▶ _The task_: According to the passage on the weir chamber probes, how many pumps are used in the preferred embodiment, and what is the capacity of each?

=== Given passage ===

In order to insure that enough fluid is always being pumped in order to satisfy the demand of the using implement, it is desirable that there always be at least a minimal return flow. The first probe 52 functions to effect this purpose. It is positioned within the weir chamber 40 with its lower extremity 56 slightly above the lowermost extremity 50 of the slit 48. As will be discussed hereinafter, when the first probe 52 does not sense a head of fluid within the weir chamber 50, additional pumps 24 will be actuated in order to generate additional flow within the supply line 22.

The distance at which the lower extremity 56 of the probe 52 is positioned above the lower extremity 50 of the slit 48 is an arbitrary distance, but one small enough to minimize the energy wasted by the generation of a large backflow through the return line 36. This will, of course, be a function of the capacities of the pumps 24 which are interposed in the supply line 22. In a preferred embodiment, four 10 gallon per minute pumps 24 are used. With pumps 24 so sized, it has been determined that it is desirable to have a backflow of two gallons per minute before the head of fluid within the weir chamber 40 rises sufficiently so that the fluid is sensed by the first probe 52.

A second probe 54 is also disposed within the weir chamber 40. The lower extremity 58 of the second probe 54 is positioned at a height above the height at which the lower extremity 56 of the first probe 52 is disposed. It is the function of the second probe 54 to sense a large backflow representative of wasted pumping energy. When the backflow generates a head within the weir chamber 40 so that the head is sensed by the second probe 54, a pump or pumps 24 interposed in the supply line 22 will be sequenced off in order to decrease the amount of fluid flow to the regulator 32.

In order to simplify operations, it is desirable that all the pumps 24 in the system 10 be of the same capacity. It is desirable that the differential in volumetric rates of fluid flow represented by the various heads sensed by the probes 52, 54 be greater than the capacity of one of these pumps 24. Otherwise, conceivably, the system 10 could achieve an oscillating condition wherein, as a pump 24 were kicked on line because of the first probe 52 failing to sense the rising of the head within the weir chamber 40 to a lower extremity 56 thereof, the head would rise to a point at which the lower extremity 58 of the second probe 54 sensed a head. The pump 24 which had just sequenced on, therefore, would be immediately sequenced off. The level of fluid within the weir chamber 40 would, thereby, drop to a level at which the first probe 52 would not sense a head. Such oscillation would continue as long as the demand generated by the using implement remained the same.

=== Listed entries ===

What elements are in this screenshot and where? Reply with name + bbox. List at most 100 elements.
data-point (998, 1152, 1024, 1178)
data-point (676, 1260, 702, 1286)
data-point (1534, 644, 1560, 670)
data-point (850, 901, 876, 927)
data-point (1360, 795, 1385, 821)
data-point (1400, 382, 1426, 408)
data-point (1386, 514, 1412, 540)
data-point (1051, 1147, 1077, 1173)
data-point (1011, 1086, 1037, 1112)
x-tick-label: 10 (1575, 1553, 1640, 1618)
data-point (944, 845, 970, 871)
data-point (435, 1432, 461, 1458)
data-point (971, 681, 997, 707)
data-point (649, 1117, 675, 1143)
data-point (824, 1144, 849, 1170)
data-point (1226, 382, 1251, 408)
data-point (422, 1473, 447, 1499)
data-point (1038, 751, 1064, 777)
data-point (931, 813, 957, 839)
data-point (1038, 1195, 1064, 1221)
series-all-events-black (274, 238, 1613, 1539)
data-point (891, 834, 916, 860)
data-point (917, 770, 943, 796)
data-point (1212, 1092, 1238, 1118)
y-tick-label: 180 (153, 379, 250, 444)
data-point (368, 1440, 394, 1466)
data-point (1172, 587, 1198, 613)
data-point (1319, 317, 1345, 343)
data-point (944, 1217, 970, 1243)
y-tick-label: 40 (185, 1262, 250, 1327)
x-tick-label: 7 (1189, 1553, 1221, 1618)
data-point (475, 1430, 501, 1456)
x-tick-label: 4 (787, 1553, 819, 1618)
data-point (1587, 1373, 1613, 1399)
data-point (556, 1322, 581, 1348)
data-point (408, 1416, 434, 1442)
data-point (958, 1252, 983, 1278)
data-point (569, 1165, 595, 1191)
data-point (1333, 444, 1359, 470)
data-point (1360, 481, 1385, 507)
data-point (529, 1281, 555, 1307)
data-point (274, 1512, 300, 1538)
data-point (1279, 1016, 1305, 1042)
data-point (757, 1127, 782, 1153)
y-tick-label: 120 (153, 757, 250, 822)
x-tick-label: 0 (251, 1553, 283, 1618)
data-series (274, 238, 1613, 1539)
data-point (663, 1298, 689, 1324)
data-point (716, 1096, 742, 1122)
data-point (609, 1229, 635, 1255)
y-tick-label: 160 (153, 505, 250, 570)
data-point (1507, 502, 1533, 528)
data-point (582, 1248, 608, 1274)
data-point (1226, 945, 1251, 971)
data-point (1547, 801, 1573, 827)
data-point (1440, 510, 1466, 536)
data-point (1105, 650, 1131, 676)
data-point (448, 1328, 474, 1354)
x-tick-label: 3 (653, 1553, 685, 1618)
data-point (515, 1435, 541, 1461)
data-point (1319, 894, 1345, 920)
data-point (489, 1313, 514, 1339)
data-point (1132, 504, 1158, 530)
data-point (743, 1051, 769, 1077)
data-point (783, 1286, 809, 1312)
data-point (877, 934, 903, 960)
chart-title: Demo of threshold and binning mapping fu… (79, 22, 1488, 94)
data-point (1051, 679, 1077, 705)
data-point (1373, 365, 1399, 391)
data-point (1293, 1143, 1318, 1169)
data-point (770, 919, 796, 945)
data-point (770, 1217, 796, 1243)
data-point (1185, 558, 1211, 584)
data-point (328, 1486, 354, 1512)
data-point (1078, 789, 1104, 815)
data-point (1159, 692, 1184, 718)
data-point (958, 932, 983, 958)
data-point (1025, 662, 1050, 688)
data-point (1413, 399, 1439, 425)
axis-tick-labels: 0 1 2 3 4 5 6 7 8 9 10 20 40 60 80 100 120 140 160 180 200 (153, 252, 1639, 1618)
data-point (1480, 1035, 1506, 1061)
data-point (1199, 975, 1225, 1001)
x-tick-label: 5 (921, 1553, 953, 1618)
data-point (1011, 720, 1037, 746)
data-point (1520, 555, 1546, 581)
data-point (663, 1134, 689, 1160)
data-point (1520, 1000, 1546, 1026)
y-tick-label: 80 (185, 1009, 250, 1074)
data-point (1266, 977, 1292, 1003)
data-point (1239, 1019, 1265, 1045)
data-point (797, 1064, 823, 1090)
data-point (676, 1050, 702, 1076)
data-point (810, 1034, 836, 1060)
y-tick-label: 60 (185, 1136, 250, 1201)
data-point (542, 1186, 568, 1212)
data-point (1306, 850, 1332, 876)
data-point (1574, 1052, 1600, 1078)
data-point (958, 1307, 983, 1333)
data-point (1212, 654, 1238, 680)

===

▶ _Exercise output_: Four pumps are used, each rated at 10 gallons per minute.